▶ INPUT FOR THIS TASK:

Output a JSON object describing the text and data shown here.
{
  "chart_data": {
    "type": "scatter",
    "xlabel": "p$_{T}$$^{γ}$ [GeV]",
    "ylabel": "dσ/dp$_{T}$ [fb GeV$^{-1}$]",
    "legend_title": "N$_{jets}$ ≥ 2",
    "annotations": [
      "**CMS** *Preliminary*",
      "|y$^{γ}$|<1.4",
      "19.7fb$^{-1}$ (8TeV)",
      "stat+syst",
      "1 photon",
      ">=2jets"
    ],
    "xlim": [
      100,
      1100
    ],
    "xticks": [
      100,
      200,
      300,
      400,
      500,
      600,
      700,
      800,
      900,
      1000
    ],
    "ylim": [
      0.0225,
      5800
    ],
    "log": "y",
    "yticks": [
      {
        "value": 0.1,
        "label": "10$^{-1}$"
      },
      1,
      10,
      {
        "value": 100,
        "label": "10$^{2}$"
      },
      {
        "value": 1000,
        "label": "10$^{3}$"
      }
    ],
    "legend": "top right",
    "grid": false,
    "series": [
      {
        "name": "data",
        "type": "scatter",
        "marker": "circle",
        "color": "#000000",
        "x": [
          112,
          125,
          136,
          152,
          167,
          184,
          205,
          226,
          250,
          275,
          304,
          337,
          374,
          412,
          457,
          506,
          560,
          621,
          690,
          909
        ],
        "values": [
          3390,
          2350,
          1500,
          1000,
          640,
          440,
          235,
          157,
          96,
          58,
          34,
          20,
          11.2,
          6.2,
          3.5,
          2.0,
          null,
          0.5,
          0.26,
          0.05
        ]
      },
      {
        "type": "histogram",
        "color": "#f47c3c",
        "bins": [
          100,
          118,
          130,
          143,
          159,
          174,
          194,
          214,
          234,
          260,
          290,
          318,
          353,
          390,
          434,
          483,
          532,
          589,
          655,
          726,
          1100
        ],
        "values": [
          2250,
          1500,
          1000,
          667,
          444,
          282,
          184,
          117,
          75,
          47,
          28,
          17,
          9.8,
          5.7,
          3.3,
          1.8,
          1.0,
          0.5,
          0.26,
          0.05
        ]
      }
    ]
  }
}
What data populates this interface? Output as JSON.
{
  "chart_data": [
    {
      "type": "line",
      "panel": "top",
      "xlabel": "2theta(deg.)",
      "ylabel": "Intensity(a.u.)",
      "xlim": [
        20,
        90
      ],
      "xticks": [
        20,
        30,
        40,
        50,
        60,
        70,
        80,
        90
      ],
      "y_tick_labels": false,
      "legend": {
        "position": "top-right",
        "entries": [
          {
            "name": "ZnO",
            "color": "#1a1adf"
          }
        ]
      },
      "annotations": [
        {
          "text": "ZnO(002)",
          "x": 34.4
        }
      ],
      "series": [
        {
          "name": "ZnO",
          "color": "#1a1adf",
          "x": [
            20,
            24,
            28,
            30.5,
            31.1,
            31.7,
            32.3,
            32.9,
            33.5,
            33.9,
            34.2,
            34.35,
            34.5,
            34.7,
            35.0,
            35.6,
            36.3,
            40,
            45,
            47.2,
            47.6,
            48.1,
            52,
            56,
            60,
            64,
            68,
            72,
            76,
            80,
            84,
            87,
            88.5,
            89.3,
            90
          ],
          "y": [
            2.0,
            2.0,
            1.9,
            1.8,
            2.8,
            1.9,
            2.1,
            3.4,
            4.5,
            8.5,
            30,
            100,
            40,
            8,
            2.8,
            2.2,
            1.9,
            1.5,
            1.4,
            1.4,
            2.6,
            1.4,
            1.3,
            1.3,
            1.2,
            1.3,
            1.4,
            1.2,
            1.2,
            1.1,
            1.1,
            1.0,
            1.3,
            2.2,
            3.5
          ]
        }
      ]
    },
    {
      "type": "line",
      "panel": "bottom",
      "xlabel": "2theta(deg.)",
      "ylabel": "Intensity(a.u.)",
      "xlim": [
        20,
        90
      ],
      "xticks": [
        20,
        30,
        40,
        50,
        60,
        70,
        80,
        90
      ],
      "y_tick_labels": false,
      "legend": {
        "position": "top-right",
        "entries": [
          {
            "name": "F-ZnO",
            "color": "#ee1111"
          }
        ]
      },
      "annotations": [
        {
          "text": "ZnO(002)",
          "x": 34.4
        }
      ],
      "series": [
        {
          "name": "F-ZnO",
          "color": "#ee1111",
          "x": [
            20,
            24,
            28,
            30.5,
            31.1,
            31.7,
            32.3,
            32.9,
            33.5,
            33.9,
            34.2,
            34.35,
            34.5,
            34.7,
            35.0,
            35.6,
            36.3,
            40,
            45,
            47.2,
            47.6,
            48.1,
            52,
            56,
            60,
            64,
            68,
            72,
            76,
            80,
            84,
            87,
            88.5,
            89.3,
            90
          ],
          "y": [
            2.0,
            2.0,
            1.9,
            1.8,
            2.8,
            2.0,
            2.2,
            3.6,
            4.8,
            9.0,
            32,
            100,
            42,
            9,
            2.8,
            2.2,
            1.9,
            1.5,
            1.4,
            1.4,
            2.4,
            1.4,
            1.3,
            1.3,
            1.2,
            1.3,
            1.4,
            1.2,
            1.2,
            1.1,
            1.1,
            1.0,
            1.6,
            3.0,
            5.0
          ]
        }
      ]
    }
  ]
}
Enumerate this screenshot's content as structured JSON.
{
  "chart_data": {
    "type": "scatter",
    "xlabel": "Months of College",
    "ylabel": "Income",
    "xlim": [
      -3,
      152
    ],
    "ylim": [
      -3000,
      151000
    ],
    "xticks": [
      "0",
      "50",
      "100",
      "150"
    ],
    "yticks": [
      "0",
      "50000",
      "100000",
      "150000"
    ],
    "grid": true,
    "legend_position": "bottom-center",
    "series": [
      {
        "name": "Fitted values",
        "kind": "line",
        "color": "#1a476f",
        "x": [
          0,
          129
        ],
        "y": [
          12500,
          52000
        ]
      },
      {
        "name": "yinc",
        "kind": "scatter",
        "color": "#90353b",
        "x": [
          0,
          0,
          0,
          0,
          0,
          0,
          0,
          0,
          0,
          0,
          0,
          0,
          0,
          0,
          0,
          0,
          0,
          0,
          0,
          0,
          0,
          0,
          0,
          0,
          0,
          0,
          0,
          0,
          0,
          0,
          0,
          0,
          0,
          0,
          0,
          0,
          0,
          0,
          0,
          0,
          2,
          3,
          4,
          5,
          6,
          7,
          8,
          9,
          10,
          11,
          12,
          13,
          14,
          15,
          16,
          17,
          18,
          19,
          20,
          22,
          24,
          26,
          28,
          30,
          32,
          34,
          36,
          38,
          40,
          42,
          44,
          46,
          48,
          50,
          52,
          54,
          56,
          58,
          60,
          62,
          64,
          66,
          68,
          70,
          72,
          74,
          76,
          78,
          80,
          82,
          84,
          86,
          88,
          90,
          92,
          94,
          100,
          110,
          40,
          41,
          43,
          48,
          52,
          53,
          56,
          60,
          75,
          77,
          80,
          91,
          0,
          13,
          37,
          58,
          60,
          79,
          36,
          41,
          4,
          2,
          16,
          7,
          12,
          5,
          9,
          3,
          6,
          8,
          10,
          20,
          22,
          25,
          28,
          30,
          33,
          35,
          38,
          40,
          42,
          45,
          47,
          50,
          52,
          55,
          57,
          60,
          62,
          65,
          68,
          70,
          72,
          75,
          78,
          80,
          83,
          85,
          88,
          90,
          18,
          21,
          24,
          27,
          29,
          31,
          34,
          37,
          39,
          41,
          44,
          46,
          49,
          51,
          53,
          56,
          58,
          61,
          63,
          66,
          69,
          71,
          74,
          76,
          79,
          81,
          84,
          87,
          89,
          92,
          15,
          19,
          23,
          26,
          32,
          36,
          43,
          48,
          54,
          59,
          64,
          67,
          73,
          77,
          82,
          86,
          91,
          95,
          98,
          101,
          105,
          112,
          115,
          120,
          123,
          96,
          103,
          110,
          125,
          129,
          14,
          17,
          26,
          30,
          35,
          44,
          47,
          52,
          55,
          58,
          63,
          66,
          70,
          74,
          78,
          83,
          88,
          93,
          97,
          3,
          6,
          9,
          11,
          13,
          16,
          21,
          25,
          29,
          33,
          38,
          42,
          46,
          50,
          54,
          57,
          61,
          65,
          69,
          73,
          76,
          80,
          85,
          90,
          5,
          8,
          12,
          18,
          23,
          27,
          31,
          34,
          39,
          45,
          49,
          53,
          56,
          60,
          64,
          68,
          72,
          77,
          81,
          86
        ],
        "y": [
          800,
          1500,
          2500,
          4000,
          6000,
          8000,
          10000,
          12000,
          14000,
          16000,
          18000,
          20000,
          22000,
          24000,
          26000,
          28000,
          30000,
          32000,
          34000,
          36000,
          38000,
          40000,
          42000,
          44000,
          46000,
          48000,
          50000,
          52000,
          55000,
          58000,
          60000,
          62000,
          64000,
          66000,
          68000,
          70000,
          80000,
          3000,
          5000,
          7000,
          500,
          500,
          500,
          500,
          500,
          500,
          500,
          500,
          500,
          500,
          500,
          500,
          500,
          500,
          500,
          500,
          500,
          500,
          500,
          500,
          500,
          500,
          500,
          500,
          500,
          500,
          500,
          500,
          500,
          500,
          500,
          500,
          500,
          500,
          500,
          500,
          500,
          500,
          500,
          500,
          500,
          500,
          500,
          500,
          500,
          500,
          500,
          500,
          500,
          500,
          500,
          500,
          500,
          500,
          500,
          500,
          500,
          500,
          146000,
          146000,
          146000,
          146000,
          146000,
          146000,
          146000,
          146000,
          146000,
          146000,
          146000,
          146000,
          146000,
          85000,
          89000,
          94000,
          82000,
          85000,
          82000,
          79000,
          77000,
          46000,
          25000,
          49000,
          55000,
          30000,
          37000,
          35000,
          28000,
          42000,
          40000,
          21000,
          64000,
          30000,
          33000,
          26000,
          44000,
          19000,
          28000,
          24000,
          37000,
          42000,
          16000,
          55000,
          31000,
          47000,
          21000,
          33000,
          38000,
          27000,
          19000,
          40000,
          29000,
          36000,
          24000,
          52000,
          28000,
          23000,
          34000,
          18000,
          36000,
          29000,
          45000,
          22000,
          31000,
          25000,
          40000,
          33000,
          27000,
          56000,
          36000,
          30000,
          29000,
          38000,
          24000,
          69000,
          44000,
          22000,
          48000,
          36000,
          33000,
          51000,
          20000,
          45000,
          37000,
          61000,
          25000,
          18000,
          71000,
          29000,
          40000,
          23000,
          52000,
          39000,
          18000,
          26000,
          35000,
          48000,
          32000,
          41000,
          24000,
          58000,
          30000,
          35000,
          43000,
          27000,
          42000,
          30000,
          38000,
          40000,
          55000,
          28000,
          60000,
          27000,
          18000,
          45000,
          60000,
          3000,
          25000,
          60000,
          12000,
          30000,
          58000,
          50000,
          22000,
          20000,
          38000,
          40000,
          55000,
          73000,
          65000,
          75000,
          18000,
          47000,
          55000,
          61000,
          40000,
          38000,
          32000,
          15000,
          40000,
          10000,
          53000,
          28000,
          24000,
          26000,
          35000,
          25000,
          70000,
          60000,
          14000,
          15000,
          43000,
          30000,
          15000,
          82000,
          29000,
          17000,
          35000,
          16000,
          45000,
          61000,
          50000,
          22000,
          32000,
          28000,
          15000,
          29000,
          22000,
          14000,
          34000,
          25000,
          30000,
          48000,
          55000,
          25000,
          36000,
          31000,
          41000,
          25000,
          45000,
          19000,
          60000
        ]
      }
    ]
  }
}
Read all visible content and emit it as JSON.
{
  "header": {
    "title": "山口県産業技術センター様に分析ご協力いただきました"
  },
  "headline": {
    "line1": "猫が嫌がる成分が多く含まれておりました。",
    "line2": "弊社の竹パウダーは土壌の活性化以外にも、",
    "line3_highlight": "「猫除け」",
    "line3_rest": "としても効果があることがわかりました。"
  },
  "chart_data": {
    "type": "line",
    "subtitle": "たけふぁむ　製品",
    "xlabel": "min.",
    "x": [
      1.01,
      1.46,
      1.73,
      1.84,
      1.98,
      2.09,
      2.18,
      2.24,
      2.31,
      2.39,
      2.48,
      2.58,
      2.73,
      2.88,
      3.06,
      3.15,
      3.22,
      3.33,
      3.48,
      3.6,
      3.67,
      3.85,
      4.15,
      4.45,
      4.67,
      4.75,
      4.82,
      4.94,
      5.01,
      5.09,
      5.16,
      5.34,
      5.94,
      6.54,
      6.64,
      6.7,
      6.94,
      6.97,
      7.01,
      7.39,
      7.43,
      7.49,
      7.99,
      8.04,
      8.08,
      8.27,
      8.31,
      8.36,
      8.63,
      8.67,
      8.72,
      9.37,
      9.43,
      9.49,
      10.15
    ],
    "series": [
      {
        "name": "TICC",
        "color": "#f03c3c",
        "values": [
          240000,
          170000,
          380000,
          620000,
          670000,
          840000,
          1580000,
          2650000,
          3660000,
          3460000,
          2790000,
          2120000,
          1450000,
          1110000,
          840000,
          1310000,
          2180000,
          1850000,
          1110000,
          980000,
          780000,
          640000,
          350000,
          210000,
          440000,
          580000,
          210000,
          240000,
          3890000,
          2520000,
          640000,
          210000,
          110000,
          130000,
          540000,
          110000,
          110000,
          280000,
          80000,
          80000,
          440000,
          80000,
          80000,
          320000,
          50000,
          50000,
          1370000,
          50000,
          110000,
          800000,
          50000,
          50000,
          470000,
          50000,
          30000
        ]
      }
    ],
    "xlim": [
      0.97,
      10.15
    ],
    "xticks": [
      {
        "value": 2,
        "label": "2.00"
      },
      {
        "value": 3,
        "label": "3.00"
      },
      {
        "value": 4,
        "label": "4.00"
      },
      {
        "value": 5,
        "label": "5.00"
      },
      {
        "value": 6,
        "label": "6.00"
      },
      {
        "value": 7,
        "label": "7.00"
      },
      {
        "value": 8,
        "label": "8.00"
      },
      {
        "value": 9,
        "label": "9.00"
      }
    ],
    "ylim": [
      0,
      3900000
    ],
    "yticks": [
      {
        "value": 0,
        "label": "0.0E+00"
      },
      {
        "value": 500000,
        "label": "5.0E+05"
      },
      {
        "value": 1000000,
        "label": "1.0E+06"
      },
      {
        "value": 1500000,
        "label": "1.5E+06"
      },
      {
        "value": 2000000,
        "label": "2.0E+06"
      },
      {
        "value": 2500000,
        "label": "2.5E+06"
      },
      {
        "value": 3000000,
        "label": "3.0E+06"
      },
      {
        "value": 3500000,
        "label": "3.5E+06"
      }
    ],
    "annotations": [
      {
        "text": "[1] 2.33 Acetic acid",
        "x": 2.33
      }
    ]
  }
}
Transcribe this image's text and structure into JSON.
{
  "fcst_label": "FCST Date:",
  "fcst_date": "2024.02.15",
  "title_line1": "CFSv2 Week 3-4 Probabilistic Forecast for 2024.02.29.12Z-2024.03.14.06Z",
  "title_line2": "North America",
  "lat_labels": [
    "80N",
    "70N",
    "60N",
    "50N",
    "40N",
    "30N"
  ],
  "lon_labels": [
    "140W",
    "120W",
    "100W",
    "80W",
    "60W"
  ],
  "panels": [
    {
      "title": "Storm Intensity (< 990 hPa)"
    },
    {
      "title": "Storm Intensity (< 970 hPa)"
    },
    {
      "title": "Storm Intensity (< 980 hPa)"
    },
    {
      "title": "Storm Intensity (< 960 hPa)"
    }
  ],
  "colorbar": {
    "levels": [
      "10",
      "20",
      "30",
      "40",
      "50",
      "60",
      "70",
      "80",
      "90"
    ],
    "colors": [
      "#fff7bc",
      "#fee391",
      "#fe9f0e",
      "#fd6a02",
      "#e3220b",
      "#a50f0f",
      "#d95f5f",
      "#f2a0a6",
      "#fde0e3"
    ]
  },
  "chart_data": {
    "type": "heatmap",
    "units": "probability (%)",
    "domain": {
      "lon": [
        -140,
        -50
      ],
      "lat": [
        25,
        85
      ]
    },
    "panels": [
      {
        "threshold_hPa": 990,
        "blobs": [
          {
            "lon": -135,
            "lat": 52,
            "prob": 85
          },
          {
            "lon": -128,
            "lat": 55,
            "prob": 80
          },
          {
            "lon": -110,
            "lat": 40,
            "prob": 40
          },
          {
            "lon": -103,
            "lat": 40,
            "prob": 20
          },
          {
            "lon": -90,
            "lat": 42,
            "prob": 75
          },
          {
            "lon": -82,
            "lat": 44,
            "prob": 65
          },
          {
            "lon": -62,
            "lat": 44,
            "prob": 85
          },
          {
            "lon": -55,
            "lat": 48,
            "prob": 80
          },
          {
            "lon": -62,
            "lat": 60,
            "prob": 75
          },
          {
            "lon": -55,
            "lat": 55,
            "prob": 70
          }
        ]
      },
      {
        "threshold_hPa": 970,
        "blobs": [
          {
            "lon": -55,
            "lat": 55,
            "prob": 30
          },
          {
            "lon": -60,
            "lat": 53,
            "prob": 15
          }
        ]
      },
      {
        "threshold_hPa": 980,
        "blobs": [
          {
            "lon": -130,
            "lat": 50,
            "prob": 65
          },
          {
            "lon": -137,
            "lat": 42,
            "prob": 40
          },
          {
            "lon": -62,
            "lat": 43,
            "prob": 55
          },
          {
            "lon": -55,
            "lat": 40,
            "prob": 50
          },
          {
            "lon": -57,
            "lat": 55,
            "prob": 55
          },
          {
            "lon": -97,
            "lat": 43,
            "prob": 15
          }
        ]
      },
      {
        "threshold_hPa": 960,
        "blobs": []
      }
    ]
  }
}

▶ THE PROBLEM:
Find the count of lines in the data above where the string "Output" occurs. Provide that number alone.

▶ RESULT OF THIS TASK:
2